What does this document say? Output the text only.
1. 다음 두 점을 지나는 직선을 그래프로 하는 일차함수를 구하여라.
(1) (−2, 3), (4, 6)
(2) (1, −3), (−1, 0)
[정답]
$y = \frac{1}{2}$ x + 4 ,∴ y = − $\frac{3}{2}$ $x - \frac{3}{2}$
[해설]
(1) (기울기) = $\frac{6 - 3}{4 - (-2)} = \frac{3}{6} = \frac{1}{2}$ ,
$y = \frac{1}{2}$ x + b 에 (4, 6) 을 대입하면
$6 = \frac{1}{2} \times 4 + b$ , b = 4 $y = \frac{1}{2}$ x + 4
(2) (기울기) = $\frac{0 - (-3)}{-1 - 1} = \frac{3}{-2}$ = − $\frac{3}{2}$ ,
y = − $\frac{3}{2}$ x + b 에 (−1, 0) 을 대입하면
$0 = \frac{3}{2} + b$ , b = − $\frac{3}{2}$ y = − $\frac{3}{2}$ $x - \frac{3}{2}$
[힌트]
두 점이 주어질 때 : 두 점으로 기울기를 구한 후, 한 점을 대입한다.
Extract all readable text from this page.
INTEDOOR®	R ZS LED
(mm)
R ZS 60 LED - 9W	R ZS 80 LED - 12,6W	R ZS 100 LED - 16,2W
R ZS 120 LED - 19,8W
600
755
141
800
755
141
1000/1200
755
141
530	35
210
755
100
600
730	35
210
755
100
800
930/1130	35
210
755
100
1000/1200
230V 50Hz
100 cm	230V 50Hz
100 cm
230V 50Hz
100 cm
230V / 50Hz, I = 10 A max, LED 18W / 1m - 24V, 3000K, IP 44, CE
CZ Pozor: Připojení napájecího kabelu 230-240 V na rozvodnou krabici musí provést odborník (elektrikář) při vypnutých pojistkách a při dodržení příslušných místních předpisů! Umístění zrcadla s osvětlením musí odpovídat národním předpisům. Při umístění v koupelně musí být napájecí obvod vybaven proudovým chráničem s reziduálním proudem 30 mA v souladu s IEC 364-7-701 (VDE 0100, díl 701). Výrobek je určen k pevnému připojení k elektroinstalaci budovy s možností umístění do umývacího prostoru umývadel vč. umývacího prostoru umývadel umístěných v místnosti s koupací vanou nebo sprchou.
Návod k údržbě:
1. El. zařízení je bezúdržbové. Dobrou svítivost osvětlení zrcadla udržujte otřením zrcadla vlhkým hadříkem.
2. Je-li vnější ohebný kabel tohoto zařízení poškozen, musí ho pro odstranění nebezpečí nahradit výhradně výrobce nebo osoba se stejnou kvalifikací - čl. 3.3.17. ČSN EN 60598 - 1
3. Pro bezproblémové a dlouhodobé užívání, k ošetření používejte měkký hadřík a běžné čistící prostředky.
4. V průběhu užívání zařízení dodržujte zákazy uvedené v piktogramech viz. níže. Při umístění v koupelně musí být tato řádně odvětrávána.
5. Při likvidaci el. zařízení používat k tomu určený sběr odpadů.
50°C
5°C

> CHALLENGE
Copy the material above verbatim.

> REPLY
What does this document say? Output the text only.
1. 다음 두 점을 지나는 직선을 그래프로 하는 일차함수를 구하여라.
(1) (−2, 3), (4, 6)
(2) (1, −3), (−1, 0)
[정답]
$y = \frac{1}{2}$ x + 4 ,∴ y = − $\frac{3}{2}$ $x - \frac{3}{2}$
[해설]
(1) (기울기) = $\frac{6 - 3}{4 - (-2)} = \frac{3}{6} = \frac{1}{2}$ ,
$y = \frac{1}{2}$ x + b 에 (4, 6) 을 대입하면
$6 = \frac{1}{2} \times 4 + b$ , b = 4 $y = \frac{1}{2}$ x + 4
(2) (기울기) = $\frac{0 - (-3)}{-1 - 1} = \frac{3}{-2}$ = − $\frac{3}{2}$ ,
y = − $\frac{3}{2}$ x + b 에 (−1, 0) 을 대입하면
$0 = \frac{3}{2} + b$ , b = − $\frac{3}{2}$ y = − $\frac{3}{2}$ $x - \frac{3}{2}$
[힌트]
두 점이 주어질 때 : 두 점으로 기울기를 구한 후, 한 점을 대입한다.
Extract all readable text from this page.
INTEDOOR®	R ZS LED
(mm)
R ZS 60 LED - 9W	R ZS 80 LED - 12,6W	R ZS 100 LED - 16,2W
R ZS 120 LED - 19,8W
600
755
141
800
755
141
1000/1200
755
141
530	35
210
755
100
600
730	35
210
755
100
800
930/1130	35
210
755
100
1000/1200
230V 50Hz
100 cm	230V 50Hz
100 cm
230V 50Hz
100 cm
230V / 50Hz, I = 10 A max, LED 18W / 1m - 24V, 3000K, IP 44, CE
CZ Pozor: Připojení napájecího kabelu 230-240 V na rozvodnou krabici musí provést odborník (elektrikář) při vypnutých pojistkách a při dodržení příslušných místních předpisů! Umístění zrcadla s osvětlením musí odpovídat národním předpisům. Při umístění v koupelně musí být napájecí obvod vybaven proudovým chráničem s reziduálním proudem 30 mA v souladu s IEC 364-7-701 (VDE 0100, díl 701). Výrobek je určen k pevnému připojení k elektroinstalaci budovy s možností umístění do umývacího prostoru umývadel vč. umývacího prostoru umývadel umístěných v místnosti s koupací vanou nebo sprchou.
Návod k údržbě:
1. El. zařízení je bezúdržbové. Dobrou svítivost osvětlení zrcadla udržujte otřením zrcadla vlhkým hadříkem.
2. Je-li vnější ohebný kabel tohoto zařízení poškozen, musí ho pro odstranění nebezpečí nahradit výhradně výrobce nebo osoba se stejnou kvalifikací - čl. 3.3.17. ČSN EN 60598 - 1
3. Pro bezproblémové a dlouhodobé užívání, k ošetření používejte měkký hadřík a běžné čistící prostředky.
4. V průběhu užívání zařízení dodržujte zákazy uvedené v piktogramech viz. níže. Při umístění v koupelně musí být tato řádně odvětrávána.
5. Při likvidaci el. zařízení používat k tomu určený sběr odpadů.
50°C
5°C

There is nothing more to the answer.